— AIM OF THE EXERCISE —
Which of the lines below mention the word "Festkomma"? Pull each one out.

— RECORDS SUPPLIED —
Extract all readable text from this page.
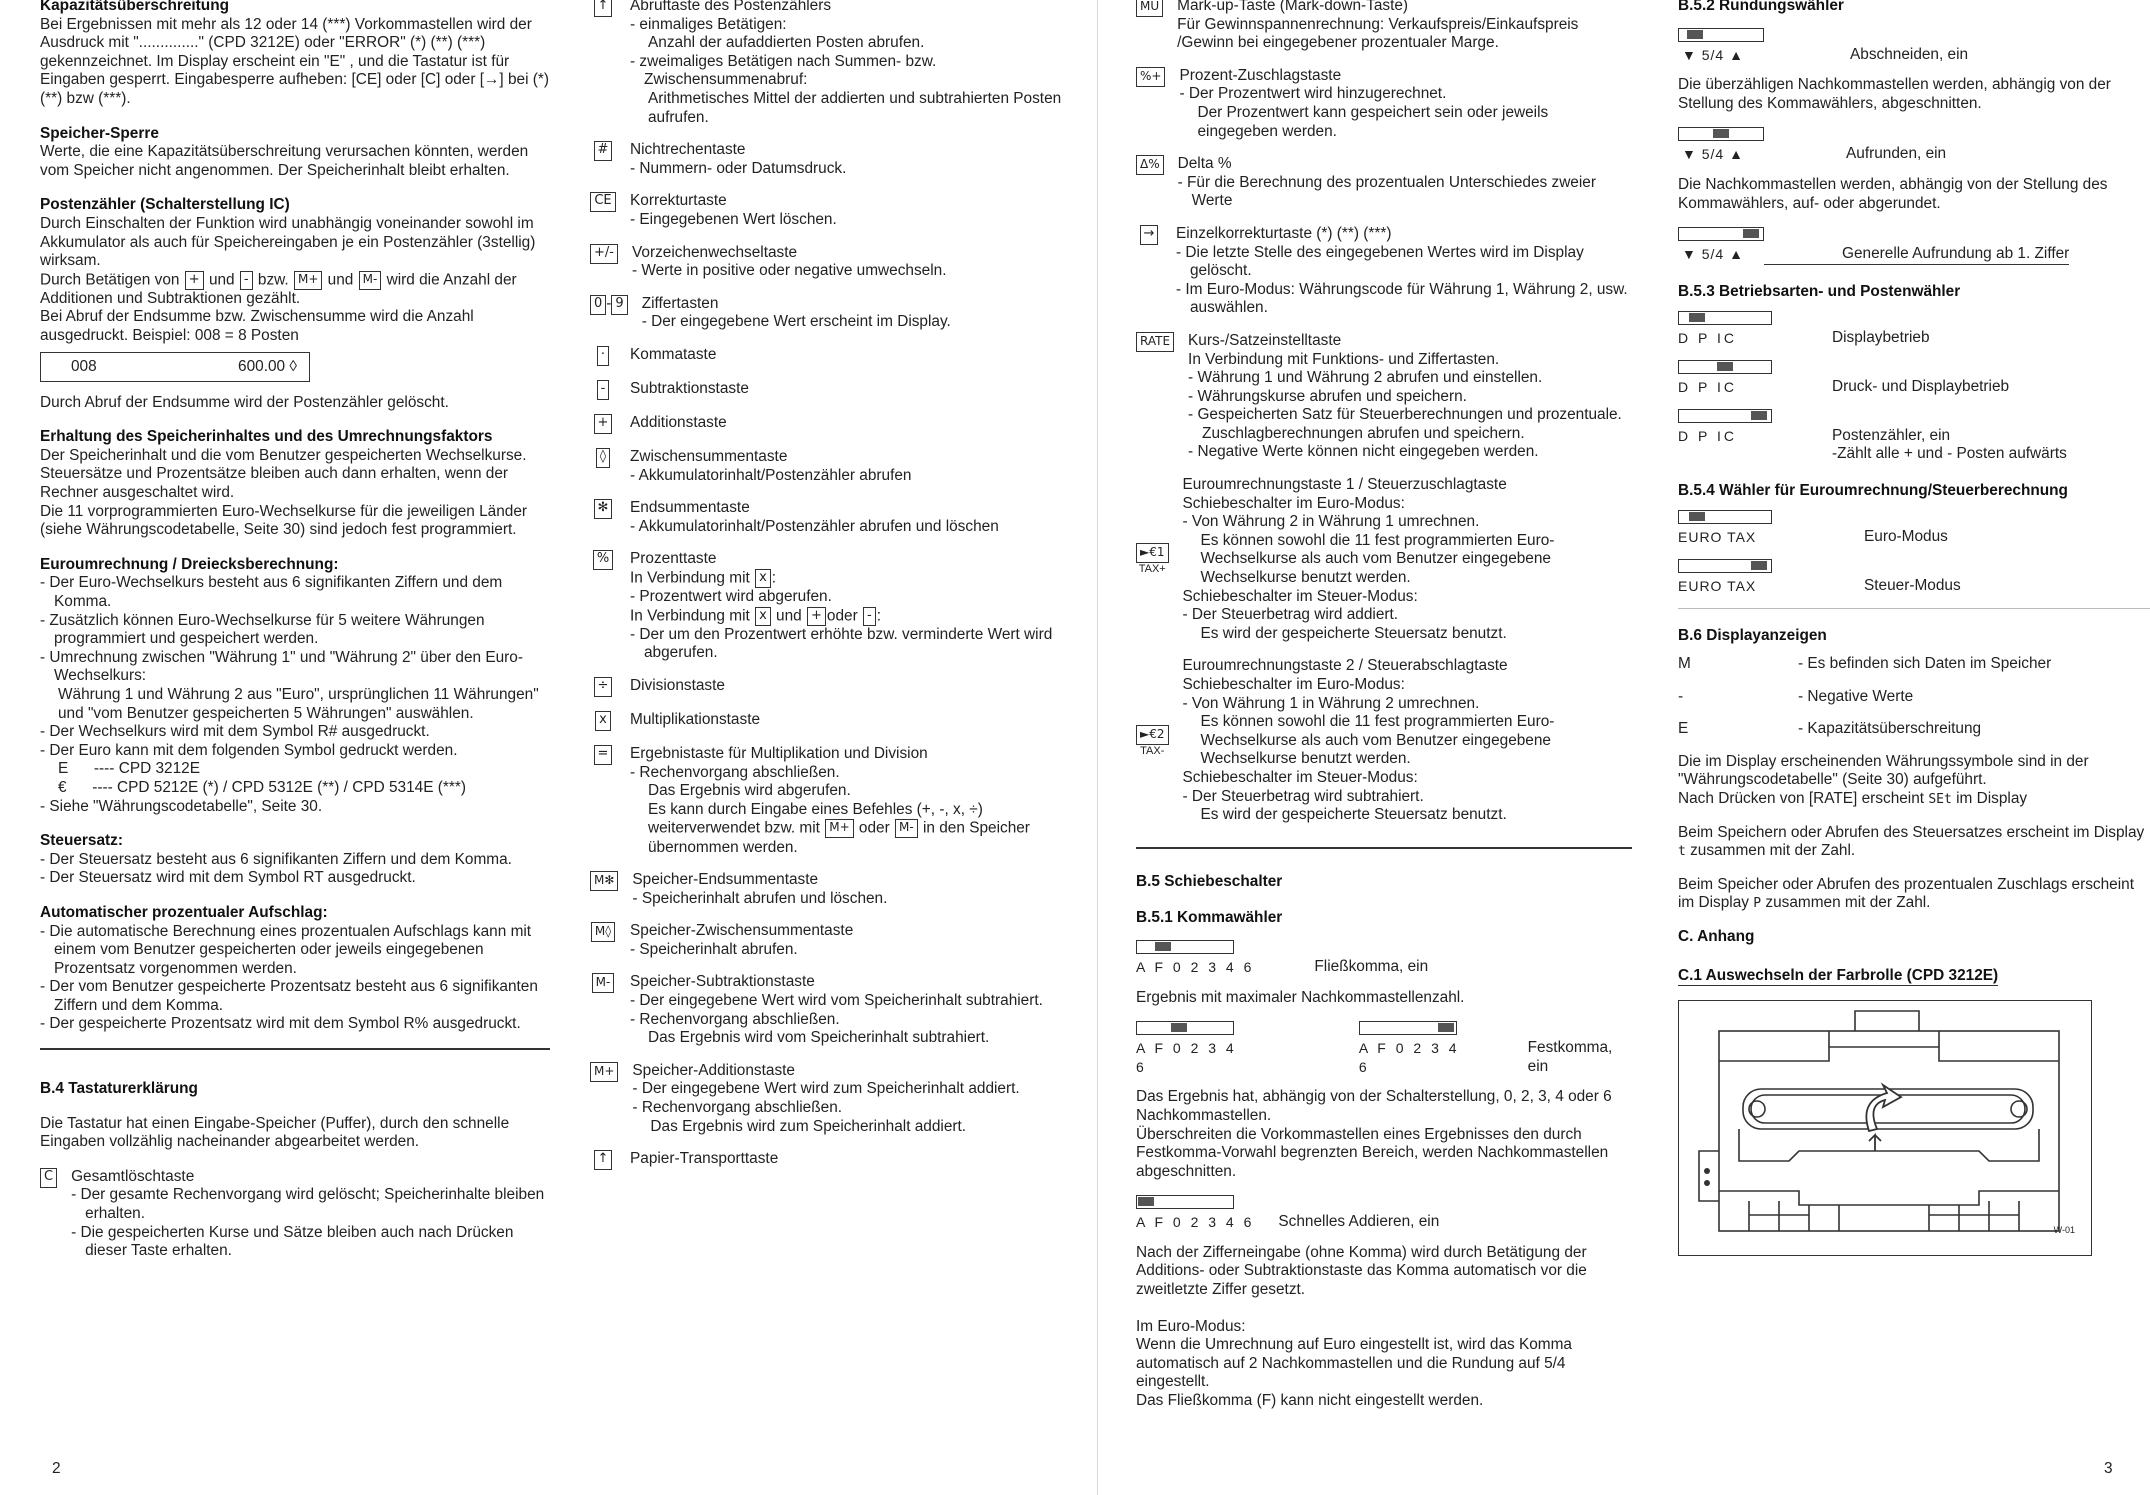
Kapazitätsüberschreitung

Bei Ergebnissen mit mehr als 12 oder 14 (***) Vorkommastellen wird der Ausdruck mit ".............." (CPD 3212E) oder "ERROR" (*) (**) (***) gekennzeichnet. Im Display erscheint ein "E" , und die Tastatur ist für Eingaben gesperrt. Eingabesperre aufheben: [CE] oder [C] oder [→] bei (*) (**) bzw (***).

Speicher-Sperre

Werte, die eine Kapazitätsüberschreitung verursachen könnten, werden vom Speicher nicht angenommen. Der Speicherinhalt bleibt erhalten.

Postenzähler (Schalterstellung IC)

Durch Einschalten der Funktion wird unabhängig voneinander sowohl im Akkumulator als auch für Speichereingaben je ein Postenzähler (3stellig) wirksam.

Durch Betätigen von + und - bzw. M+ und M- wird die Anzahl der Additionen und Subtraktionen gezählt.

Bei Abruf der Endsumme bzw. Zwischensumme wird die Anzahl ausgedruckt. Beispiel: 008 = 8 Posten

008	600.00 ◊

Durch Abruf der Endsumme wird der Postenzähler gelöscht.

Erhaltung des Speicherinhaltes und des Umrechnungsfaktors

Der Speicherinhalt und die vom Benutzer gespeicherten Wechselkurse. Steuersätze und Prozentsätze bleiben auch dann erhalten, wenn der Rechner ausgeschaltet wird.

Die 11 vorprogrammierten Euro-Wechselkurse für die jeweiligen Länder (siehe Währungscodetabelle, Seite 30) sind jedoch fest programmiert.

Euroumrechnung / Dreiecksberechnung:

- Der Euro-Wechselkurs besteht aus 6 signifikanten Ziffern und dem Komma.

- Zusätzlich können Euro-Wechselkurse für 5 weitere Währungen programmiert und gespeichert werden.

- Umrechnung zwischen "Währung 1" und "Währung 2" über den Euro-Wechselkurs:

Währung 1 und Währung 2 aus "Euro", ursprünglichen 11 Währungen" und "vom Benutzer gespeicherten 5 Währungen" auswählen.

- Der Wechselkurs wird mit dem Symbol R# ausgedruckt.

- Der Euro kann mit dem folgenden Symbol gedruckt werden.

E      ---- CPD 3212E

€      ---- CPD 5212E (*) / CPD 5312E (**) / CPD 5314E (***)

- Siehe "Währungscodetabelle", Seite 30.

Steuersatz:

- Der Steuersatz besteht aus 6 signifikanten Ziffern und dem Komma.

- Der Steuersatz wird mit dem Symbol RT ausgedruckt.

Automatischer prozentualer Aufschlag:

- Die automatische Berechnung eines prozentualen Aufschlags kann mit einem vom Benutzer gespeicherten oder jeweils eingegebenen Prozentsatz vorgenommen werden.

- Der vom Benutzer gespeicherte Prozentsatz besteht aus 6 signifikanten Ziffern und dem Komma.

- Der gespeicherte Prozentsatz wird mit dem Symbol R% ausgedruckt.

B.4 Tastaturerklärung

Die Tastatur hat einen Eingabe-Speicher (Puffer), durch den schnelle Eingaben vollzählig nacheinander abgearbeitet werden.

C Gesamtlöschtaste

- Der gesamte Rechenvorgang wird gelöscht; Speicherinhalte bleiben erhalten.

- Die gespeicherten Kurse und Sätze bleiben auch nach Drücken dieser Taste erhalten.

↑ Abruftaste des Postenzählers

- einmaliges Betätigen:

Anzahl der aufaddierten Posten abrufen.

- zweimaliges Betätigen nach Summen- bzw. Zwischensummenabruf:

Arithmetisches Mittel der addierten und subtrahierten Posten aufrufen.

# Nichtrechentaste

- Nummern- oder Datumsdruck.

CE Korrekturtaste

- Eingegebenen Wert löschen.

+/- Vorzeichenwechseltaste

- Werte in positive oder negative umwechseln.

0 - 9 Ziffertasten

- Der eingegebene Wert erscheint im Display.

· Kommataste

- Subtraktionstaste

+ Additionstaste

◊ Zwischensummentaste

- Akkumulatorinhalt/Postenzähler abrufen

✻ Endsummentaste

- Akkumulatorinhalt/Postenzähler abrufen und löschen

% Prozenttaste

In Verbindung mit x :

- Prozentwert wird abgerufen.

In Verbindung mit x und + oder - :

- Der um den Prozentwert erhöhte bzw. verminderte Wert wird abgerufen.

÷ Divisionstaste

x Multiplikationstaste

= Ergebnistaste für Multiplikation und Division

- Rechenvorgang abschließen.

Das Ergebnis wird abgerufen.

Es kann durch Eingabe eines Befehles (+, -, x, ÷) weiterverwendet bzw. mit M+ oder M- in den Speicher übernommen werden.

M✻ Speicher-Endsummentaste

- Speicherinhalt abrufen und löschen.

M◊ Speicher-Zwischensummentaste

- Speicherinhalt abrufen.

M- Speicher-Subtraktionstaste

- Der eingegebene Wert wird vom Speicherinhalt subtrahiert.

- Rechenvorgang abschließen.

Das Ergebnis wird vom Speicherinhalt subtrahiert.

M+ Speicher-Additionstaste

- Der eingegebene Wert wird zum Speicherinhalt addiert.

- Rechenvorgang abschließen.

Das Ergebnis wird zum Speicherinhalt addiert.

↑ Papier-Transporttaste

2
MU Mark-up-Taste (Mark-down-Taste)

Für Gewinnspannenrechnung: Verkaufspreis/Einkaufspreis /Gewinn bei eingegebener prozentualer Marge.

%+ Prozent-Zuschlagstaste

- Der Prozentwert wird hinzugerechnet.

Der Prozentwert kann gespeichert sein oder jeweils eingegeben werden.

Δ% Delta %

- Für die Berechnung des prozentualen Unterschiedes zweier Werte

→ Einzelkorrekturtaste (*) (**) (***)

- Die letzte Stelle des eingegebenen Wertes wird im Display gelöscht.

- Im Euro-Modus: Währungscode für Währung 1, Währung 2, usw. auswählen.

RATE Kurs-/Satzeinstelltaste

In Verbindung mit Funktions- und Ziffertasten.

- Währung 1 und Währung 2 abrufen und einstellen.

- Währungskurse abrufen und speichern.

- Gespeicherten Satz für Steuerberechnungen und prozentuale. Zuschlagberechnungen abrufen und speichern.

- Negative Werte können nicht eingegeben werden.

►€1
TAX+

Euroumrechnungstaste 1 / Steuerzuschlagtaste

Schiebeschalter im Euro-Modus:

- Von Währung 2 in Währung 1 umrechnen.

Es können sowohl die 11 fest programmierten Euro-Wechselkurse als auch vom Benutzer eingegebene Wechselkurse benutzt werden.

Schiebeschalter im Steuer-Modus:

- Der Steuerbetrag wird addiert.

Es wird der gespeicherte Steuersatz benutzt.

►€2
TAX-

Euroumrechnungstaste 2 / Steuerabschlagtaste

Schiebeschalter im Euro-Modus:

- Von Währung 1 in Währung 2 umrechnen.

Es können sowohl die 11 fest programmierten Euro-Wechselkurse als auch vom Benutzer eingegebene Wechselkurse benutzt werden.

Schiebeschalter im Steuer-Modus:

- Der Steuerbetrag wird subtrahiert.

Es wird der gespeicherte Steuersatz benutzt.

B.5 Schiebeschalter

B.5.1 Kommawähler

A F 0 2 3 4 6	Fließkomma, ein

Ergebnis mit maximaler Nachkommastellenzahl.

A F 0 2 3 4 6
A F 0 2 3 4 6
Festkomma, ein

Das Ergebnis hat, abhängig von der Schalterstellung, 0, 2, 3, 4 oder 6 Nachkommastellen.

Überschreiten die Vorkommastellen eines Ergebnisses den durch Festkomma-Vorwahl begrenzten Bereich, werden Nachkommastellen abgeschnitten.

A F 0 2 3 4 6	Schnelles Addieren, ein

Nach der Zifferneingabe (ohne Komma) wird durch Betätigung der Additions- oder Subtraktionstaste das Komma automatisch vor die zweitletzte Ziffer gesetzt.

Im Euro-Modus:

Wenn die Umrechnung auf Euro eingestellt ist, wird das Komma automatisch auf 2 Nachkommastellen und die Rundung auf 5/4 eingestellt.

Das Fließkomma (F) kann nicht eingestellt werden.

B.5.2 Rundungswähler

▼ 5/4 ▲	Abschneiden, ein

Die überzähligen Nachkommastellen werden, abhängig von der Stellung des Kommawählers, abgeschnitten.

▼ 5/4 ▲	Aufrunden, ein

Die Nachkommastellen werden, abhängig von der Stellung des Kommawählers, auf- oder abgerundet.

▼ 5/4 ▲	Generelle Aufrundung ab 1. Ziffer

B.5.3 Betriebsarten- und Postenwähler

D P IC	Displaybetrieb
D P IC	Druck- und Displaybetrieb
D P IC	Postenzähler, ein

-Zählt alle + und - Posten aufwärts

B.5.4 Wähler für Euroumrechnung/Steuerberechnung

EURO TAX	Euro-Modus
EURO TAX	Steuer-Modus

B.6 Displayanzeigen

M	- Es befinden sich Daten im Speicher
-	- Negative Werte
E	- Kapazitätsüberschreitung

Die im Display erscheinenden Währungssymbole sind in der "Währungscodetabelle" (Seite 30) aufgeführt.

Nach Drücken von [RATE] erscheint SEt im Display

Beim Speichern oder Abrufen des Steuersatzes erscheint im Display t zusammen mit der Zahl.

Beim Speicher oder Abrufen des prozentualen Zuschlags erscheint im Display P zusammen mit der Zahl.

C. Anhang

C.1 Auswechseln der Farbrolle (CPD 3212E)

W-01
3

— TASK SOLUTION —
Festkomma, ein
Überschreiten die Vorkommastellen eines Ergebnisses den durch Festkomma-Vorwahl begrenzten Bereich, werden Nachkommastellen abgeschnitten.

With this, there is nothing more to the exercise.